_Task goal_. Extract each line of the records below that contains the word "button".
^^^^
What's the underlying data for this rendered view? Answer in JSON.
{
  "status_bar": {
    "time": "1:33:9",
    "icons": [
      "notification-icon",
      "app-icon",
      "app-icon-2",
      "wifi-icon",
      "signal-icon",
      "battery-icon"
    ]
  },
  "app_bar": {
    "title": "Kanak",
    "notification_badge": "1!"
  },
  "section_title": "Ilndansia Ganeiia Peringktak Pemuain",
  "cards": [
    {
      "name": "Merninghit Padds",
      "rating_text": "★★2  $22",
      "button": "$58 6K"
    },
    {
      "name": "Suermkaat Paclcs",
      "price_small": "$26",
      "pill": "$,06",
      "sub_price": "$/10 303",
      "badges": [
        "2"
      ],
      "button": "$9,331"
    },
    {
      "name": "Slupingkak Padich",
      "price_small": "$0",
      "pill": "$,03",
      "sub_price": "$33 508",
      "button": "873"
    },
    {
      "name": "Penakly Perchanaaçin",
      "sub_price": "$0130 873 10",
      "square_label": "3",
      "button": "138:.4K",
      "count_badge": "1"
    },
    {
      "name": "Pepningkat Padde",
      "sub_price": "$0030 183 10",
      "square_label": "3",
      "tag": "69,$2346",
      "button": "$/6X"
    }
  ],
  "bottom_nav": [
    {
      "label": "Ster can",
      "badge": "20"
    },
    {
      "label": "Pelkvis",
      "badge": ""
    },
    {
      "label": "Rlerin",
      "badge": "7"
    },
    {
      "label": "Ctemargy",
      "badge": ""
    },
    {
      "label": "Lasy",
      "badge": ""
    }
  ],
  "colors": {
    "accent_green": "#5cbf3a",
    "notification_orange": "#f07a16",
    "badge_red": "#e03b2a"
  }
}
^^^^
_Task solution_.
      "button": "$58 6K"
      "button": "$9,331"
      "button": "873"
      "button": "138:.4K",
      "button": "$/6X"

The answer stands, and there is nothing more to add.